The problem >>
Pull out the data lines from the line containing "table-header: [36, 15, 600, 34]" to the line containing "description-line: YOUR TERMS].: [41, 257, 125, 271]", including both, and reproduce them verbatim.

Exercise inputs >>
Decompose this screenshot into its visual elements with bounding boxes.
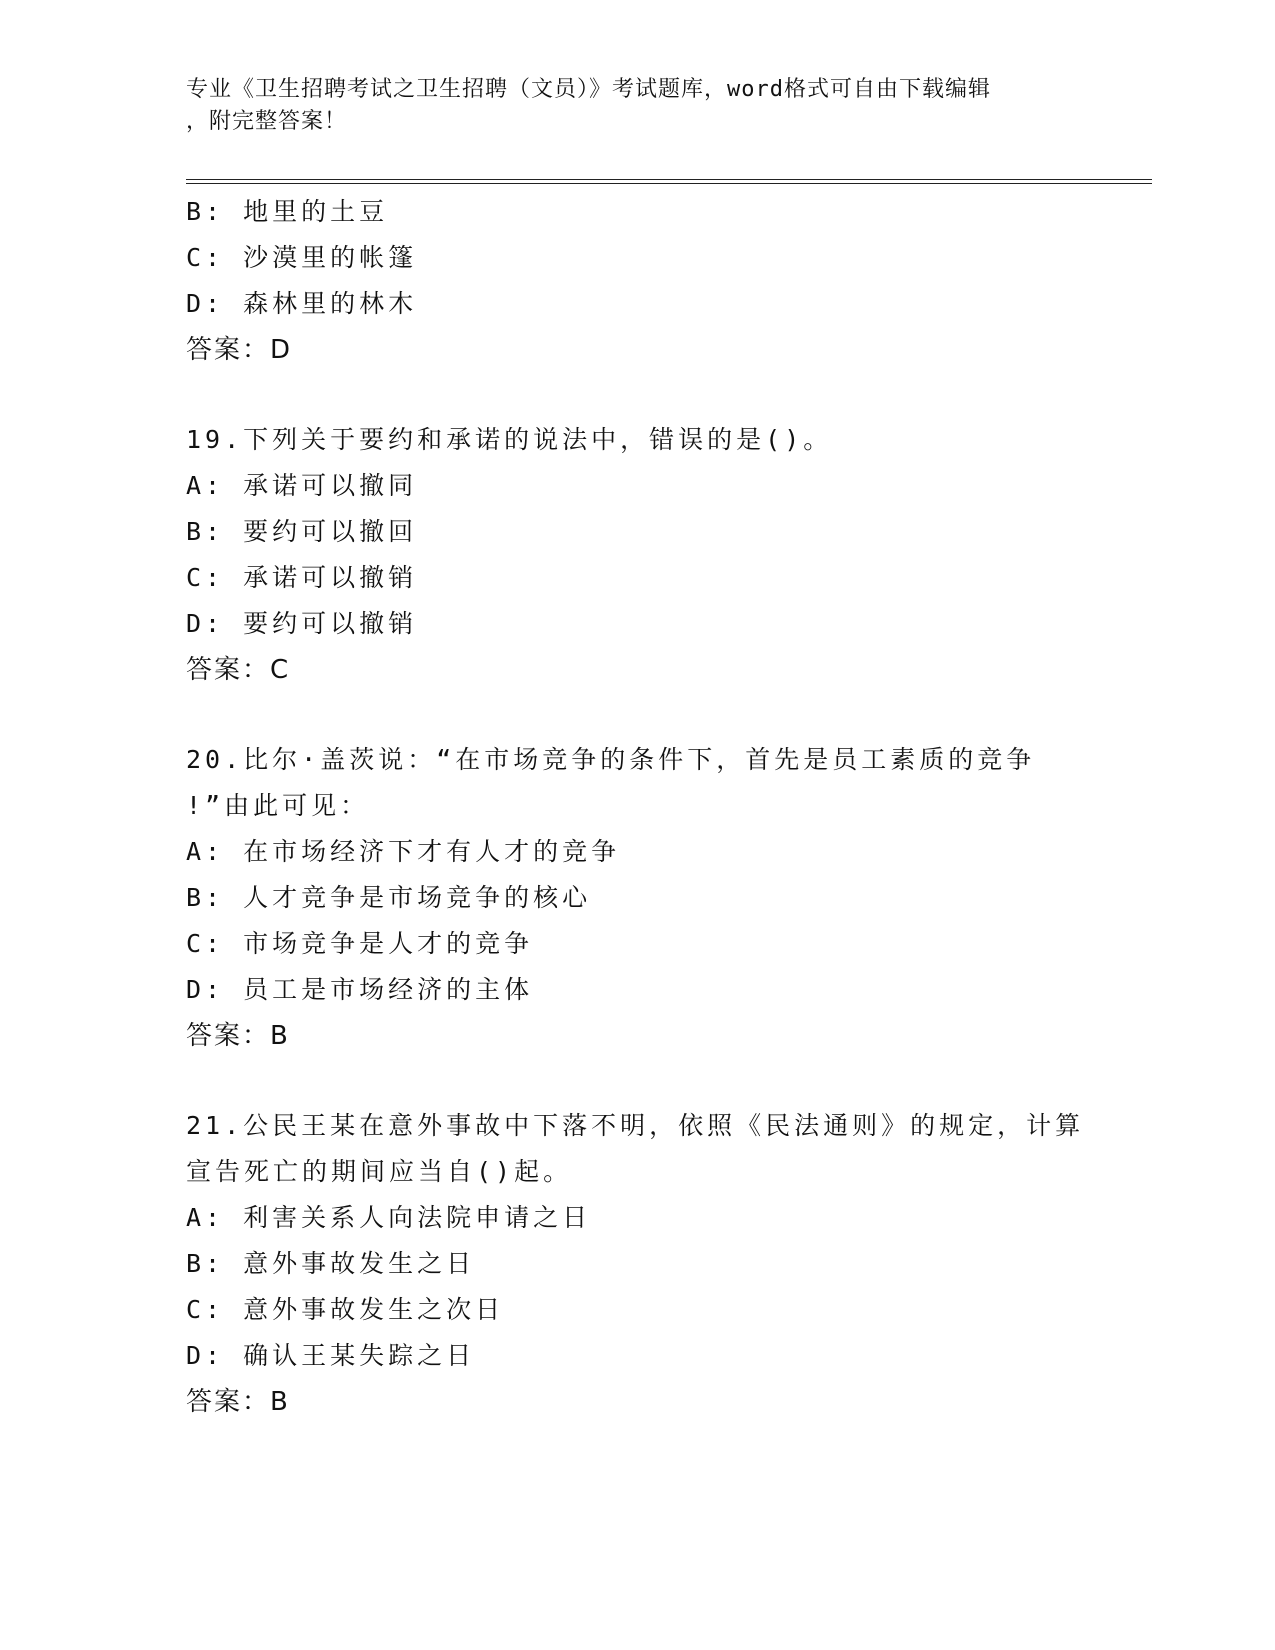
- question-block: [186, 737, 1086, 1059]
- answer-line: 答案：B: [186, 1387, 290, 1417]
- header-rule-bottom: [186, 183, 1152, 184]
- question-list: [186, 189, 1086, 1425]
- answer-line: 答案：C: [186, 655, 291, 685]
- header-rule-top: [186, 179, 1152, 180]
- header-line-2: ，附完整答案！: [186, 109, 348, 134]
- question-block: [186, 189, 1086, 373]
- option-a: A: 在市场经济下才有人才的竞争: [186, 837, 621, 866]
- option-d: D: 员工是市场经济的主体: [186, 975, 534, 1004]
- option-d: D: 森林里的林木: [186, 289, 418, 318]
- question-stem: 21.公民王某在意外事故中下落不明，依照《民法通则》的规定，计算: [186, 1111, 1085, 1140]
- question-stem: 20.比尔·盖茨说：“在市场竞争的条件下，首先是员工素质的竞争: [186, 745, 1036, 774]
- option-b: B: 意外事故发生之日: [186, 1249, 476, 1278]
- answer-line: 答案：B: [186, 1021, 290, 1051]
- option-b: B: 人才竞争是市场竞争的核心: [186, 883, 592, 912]
- spacer: [186, 373, 1086, 417]
- document-header: [186, 74, 1086, 138]
- option-c: C: 意外事故发生之次日: [186, 1295, 505, 1324]
- spacer: [186, 1059, 1086, 1103]
- option-b: B: 地里的土豆: [186, 197, 389, 226]
- option-a: A: 承诺可以撤同: [186, 471, 418, 500]
- question-block: [186, 1103, 1086, 1425]
- option-a: A: 利害关系人向法院申请之日: [186, 1203, 592, 1232]
- spacer: [186, 693, 1086, 737]
- question-stem-continued: !”由此可见：: [186, 791, 370, 820]
- question-block: [186, 417, 1086, 693]
- header-line-1: 专业《卫生招聘考试之卫生招聘（文员）》考试题库，word格式可自由下载编辑: [186, 77, 991, 102]
- option-c: C: 市场竞争是人才的竞争: [186, 929, 534, 958]
- option-b: B: 要约可以撤回: [186, 517, 418, 546]
- question-stem: 19.下列关于要约和承诺的说法中，错误的是()。: [186, 425, 833, 454]
- answer-line: 答案：D: [186, 335, 293, 365]
- option-d: D: 确认王某失踪之日: [186, 1341, 476, 1370]
- question-stem-continued: 宣告死亡的期间应当自()起。: [186, 1157, 573, 1186]
- option-c: C: 沙漠里的帐篷: [186, 243, 418, 272]
- option-c: C: 承诺可以撤销: [186, 563, 418, 592]
- option-d: D: 要约可以撤销: [186, 609, 418, 638]
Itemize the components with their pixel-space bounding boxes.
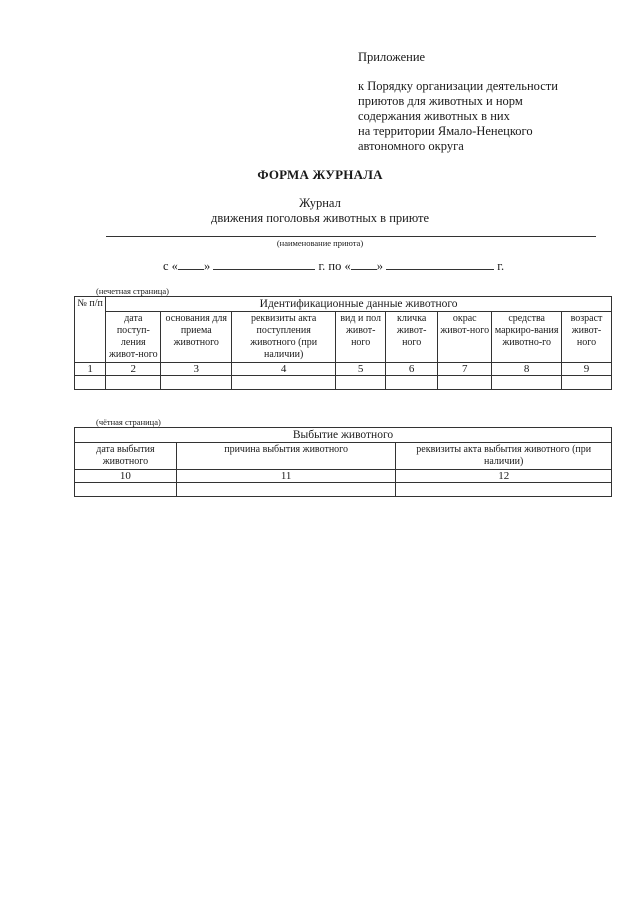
period-from-label: с « [163,259,178,273]
column-header: возраст живот-ного [562,312,612,363]
column-number: 3 [161,363,232,376]
column-number: 12 [396,470,612,483]
table-cell [176,483,396,497]
table-cell [562,376,612,390]
period-line [163,259,504,274]
column-number: 1 [75,363,106,376]
journal-title: Журнал [299,196,341,210]
journal-heading [0,196,640,226]
column-number: 5 [336,363,386,376]
shelter-name-line [106,236,596,237]
column-number: 11 [176,470,396,483]
period-end-label: г. [497,259,505,273]
group-header-identification: Идентификационные данные животного [106,297,612,312]
table-cell [106,376,161,390]
column-number: 2 [106,363,161,376]
column-number: 4 [232,363,336,376]
period-quote-close: » [203,259,211,273]
table-cell [232,376,336,390]
column-number: 8 [492,363,562,376]
column-header: дата выбытия животного [75,443,177,470]
odd-page-note: (нечетная страница) [96,286,169,296]
column-header: кличка живот-ного [386,312,438,363]
column-number: 10 [75,470,177,483]
appendix-line: автономного округа [358,139,464,153]
table-cell [396,483,612,497]
group-header-departure: Выбытие животного [75,428,612,443]
table-row [75,483,612,497]
appendix-line: к Порядку организации деятельности [358,79,558,93]
table-row [75,376,612,390]
table-cell [161,376,232,390]
period-quote-close: » [376,259,383,273]
odd-page-table [74,296,612,390]
column-header: причина выбытия животного [176,443,396,470]
column-header: средства маркиро-вания животно-го [492,312,562,363]
column-number: 7 [438,363,492,376]
appendix-line: содержания животных в них [358,109,510,123]
period-to-label: г. по « [318,259,351,273]
table-cell [438,376,492,390]
column-header: дата поступ-ления живот-ного [106,312,161,363]
even-page-table [74,427,612,497]
table-cell [386,376,438,390]
journal-subtitle: движения поголовья животных в приюте [210,211,430,225]
appendix-line: на территории Ямало-Ненецкого [358,124,533,138]
appendix-block [358,50,628,154]
form-title: ФОРМА ЖУРНАЛА [257,167,383,182]
table-cell [492,376,562,390]
column-header: реквизиты акта выбытия животного (при наличии) [396,443,612,470]
column-header: реквизиты акта поступления животного (при наличии) [232,312,336,363]
even-page-note: (чётная страница) [96,417,161,427]
appendix-line: приютов для животных и норм [358,94,523,108]
column-header: вид и пол живот-ного [336,312,386,363]
table-cell [336,376,386,390]
table-cell [75,376,106,390]
column-header: основания для приема животного [161,312,232,363]
column-header-number: № п/п [75,297,106,363]
column-header: окрас живот-ного [438,312,492,363]
appendix-label: Приложение [358,50,426,64]
column-number: 9 [562,363,612,376]
table-cell [75,483,177,497]
column-number: 6 [386,363,438,376]
shelter-caption: (наименование приюта) [276,238,364,248]
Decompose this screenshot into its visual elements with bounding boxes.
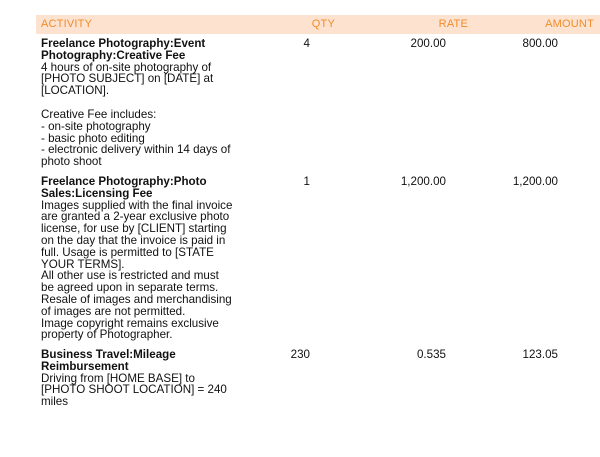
table-header: [36, 15, 600, 34]
description-line: miles: [41, 395, 69, 409]
description-line: - electronic delivery within 14 days of: [41, 143, 231, 157]
item-title-line: Sales:Licensing Fee: [41, 186, 153, 200]
header-activity: ACTIVITY: [41, 18, 93, 30]
description-line: All other use is restricted and must: [41, 269, 219, 283]
description-line: Driving from [HOME BASE] to: [41, 371, 195, 385]
amount-value: 1,200.00: [512, 175, 558, 188]
description-line: are granted a 2-year exclusive photo: [41, 210, 230, 224]
item-description: [41, 373, 246, 408]
item-title: [41, 38, 246, 62]
description-line: [PHOTO SUBJECT] on [DATE] at: [41, 72, 214, 86]
description-line: full. Usage is permitted to [STATE: [41, 245, 214, 259]
description-line: YOUR TERMS].: [41, 257, 125, 271]
rate-value: 200.00: [410, 37, 446, 50]
rate-value: 0.535: [416, 348, 446, 361]
item-title: [41, 176, 246, 200]
item-title-line: Freelance Photography:Event: [41, 37, 206, 50]
description-line: [LOCATION].: [41, 84, 110, 98]
qty-value: 4: [303, 37, 310, 50]
item-description: [41, 62, 246, 168]
item-title-line: Freelance Photography:Photo: [41, 175, 207, 188]
amount-value: 123.05: [522, 348, 558, 361]
item-description: [41, 200, 246, 342]
rate-value: 1,200.00: [400, 175, 446, 188]
description-line: 4 hours of on-site photography of: [41, 60, 212, 74]
description-line: Creative Fee includes:: [41, 107, 157, 121]
description-line: Images supplied with the final invoice: [41, 198, 233, 212]
item-title-line: Photography:Creative Fee: [41, 48, 186, 62]
description-line: license, for use by [CLIENT] starting: [41, 222, 227, 236]
activity-cell: [41, 176, 246, 341]
header-qty: QTY: [311, 18, 335, 30]
description-line: be agreed upon in separate terms.: [41, 281, 219, 295]
item-title-line: Reimbursement: [41, 359, 129, 373]
qty-value: 230: [290, 348, 310, 361]
description-line: - on-site photography: [41, 119, 151, 133]
description-line: Resale of images and merchandising: [41, 292, 232, 306]
description-line: property of Photographer.: [41, 328, 173, 342]
description-line: of images are not permitted.: [41, 304, 186, 318]
activity-cell: [41, 349, 246, 408]
qty-value: 1: [303, 175, 310, 188]
description-line: on the day that the invoice is paid in: [41, 233, 226, 247]
description-line: - basic photo editing: [41, 131, 145, 145]
header-amount: AMOUNT: [545, 18, 594, 30]
activity-cell: [41, 38, 246, 168]
description-line: photo shoot: [41, 155, 102, 169]
description-line: [PHOTO SHOOT LOCATION] = 240: [41, 383, 227, 397]
item-title: [41, 349, 246, 373]
header-rate: RATE: [438, 18, 468, 30]
amount-value: 800.00: [522, 37, 558, 50]
item-title-line: Business Travel:Mileage: [41, 348, 176, 361]
description-line: Image copyright remains exclusive: [41, 316, 219, 330]
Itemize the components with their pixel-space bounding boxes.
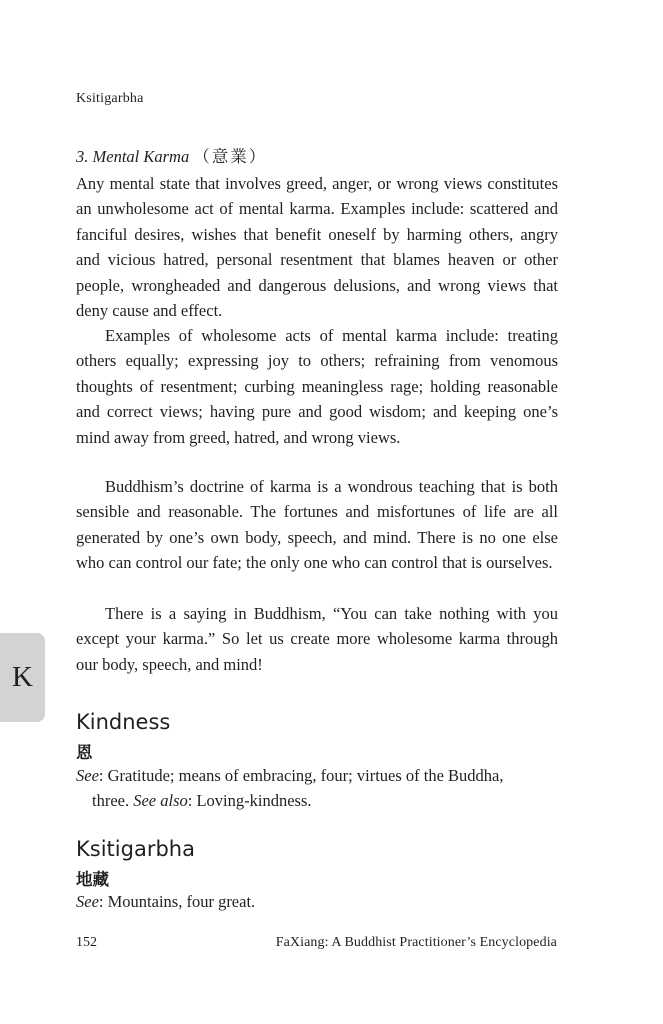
- book-title: FaXiang: A Buddhist Practitioner’s Encyclopedia: [275, 935, 557, 950]
- entry-reference-kindness: [76, 763, 558, 814]
- thumb-index-tab: [0, 633, 45, 722]
- see-label: See: [76, 766, 99, 785]
- see-continuation-text: three.: [92, 791, 130, 811]
- entry-reference-ksitigarbha: [76, 889, 558, 914]
- entry-cjk-ksitigarbha: 地藏: [76, 870, 109, 889]
- paragraph-text: Any mental state that involves greed, anger, or wrong views constitutes an unwholesome act of mental karma. Examples include: scattered and fanciful desires, wishes that benefit oneself by harming others, angry and vicious hatred, personal resentment that blames heaven or other people, wrongheaded and dangerous delusions, and wrong views that deny cause and effect.: [76, 174, 558, 321]
- page-number: 152: [76, 935, 97, 950]
- reference-continuation: [76, 788, 558, 813]
- body-paragraph: [76, 601, 558, 677]
- paragraph-text: Examples of wholesome acts of mental karma include: treating others equally; expressing joy to others; refraining from venomous thoughts of resentment; curbing meaningless rage; holding reasonable and correct views; having pure and good wisdom; and keeping one’s mind away from greed, hatred, and wrong views.: [76, 326, 558, 447]
- section-heading: [76, 143, 267, 167]
- paragraph-text: There is a saying in Buddhism, “You can take nothing with you except your karma.” So let us create more wholesome karma through our body, speech, and mind!: [76, 604, 558, 674]
- running-head: Ksitigarbha: [76, 91, 144, 106]
- thumb-index-letter: K: [12, 661, 33, 693]
- entry-cjk-kindness: 恩: [76, 743, 93, 762]
- entry-term-ksitigarbha: Ksitigarbha: [76, 837, 195, 861]
- paragraph-text: Buddhism’s doctrine of karma is a wondrous teaching that is both sensible and reasonable. The fortunes and misfortunes of life are all generated by one’s own body, speech, and mind. There is no one else who can control our fate; the only one who can control that is ourselves.: [76, 477, 558, 573]
- see-also-label: See also: [133, 791, 188, 811]
- see-text: : Gratitude; means of embracing, four; virtues of the Buddha,: [98, 766, 504, 785]
- section-heading-text: 3. Mental Karma: [76, 147, 190, 166]
- body-paragraph: [76, 474, 558, 576]
- section-heading-cjk: （意業）: [193, 147, 268, 166]
- see-text: : Mountains, four great.: [98, 892, 256, 911]
- entry-term-kindness: Kindness: [76, 710, 171, 734]
- see-label: See: [76, 892, 99, 911]
- see-also-text: : Loving-kindness.: [187, 791, 312, 811]
- body-paragraph: [76, 171, 558, 323]
- body-paragraph: [76, 323, 558, 450]
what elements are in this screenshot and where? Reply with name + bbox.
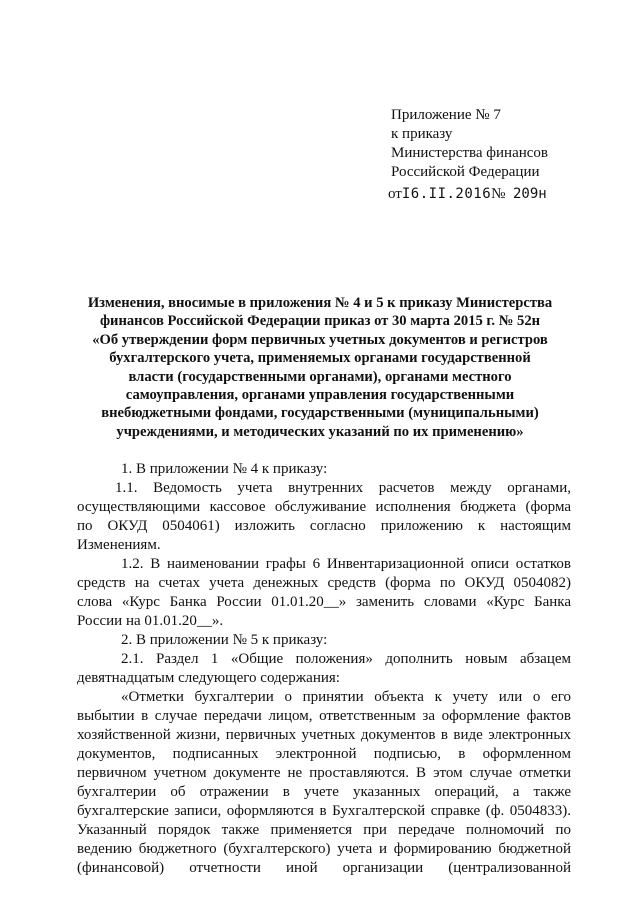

Reply >>
table-header: [36, 15, 600, 34]
description-line: miles: [41, 395, 69, 409]
description-line: - electronic delivery within 14 days of: [41, 143, 231, 157]
item-title-line: Sales:Licensing Fee: [41, 186, 153, 200]
header-activity: ACTIVITY: [41, 18, 93, 30]
description-line: All other use is restricted and must: [41, 269, 219, 283]
description-line: Driving from [HOME BASE] to: [41, 371, 195, 385]
amount-value: 1,200.00: [512, 175, 558, 188]
description-line: are granted a 2-year exclusive photo: [41, 210, 230, 224]
item-description: [41, 373, 246, 408]
item-title: [41, 38, 246, 62]
description-line: [PHOTO SUBJECT] on [DATE] at: [41, 72, 214, 86]
description-line: full. Usage is permitted to [STATE: [41, 245, 214, 259]
description-line: YOUR TERMS].: [41, 257, 125, 271]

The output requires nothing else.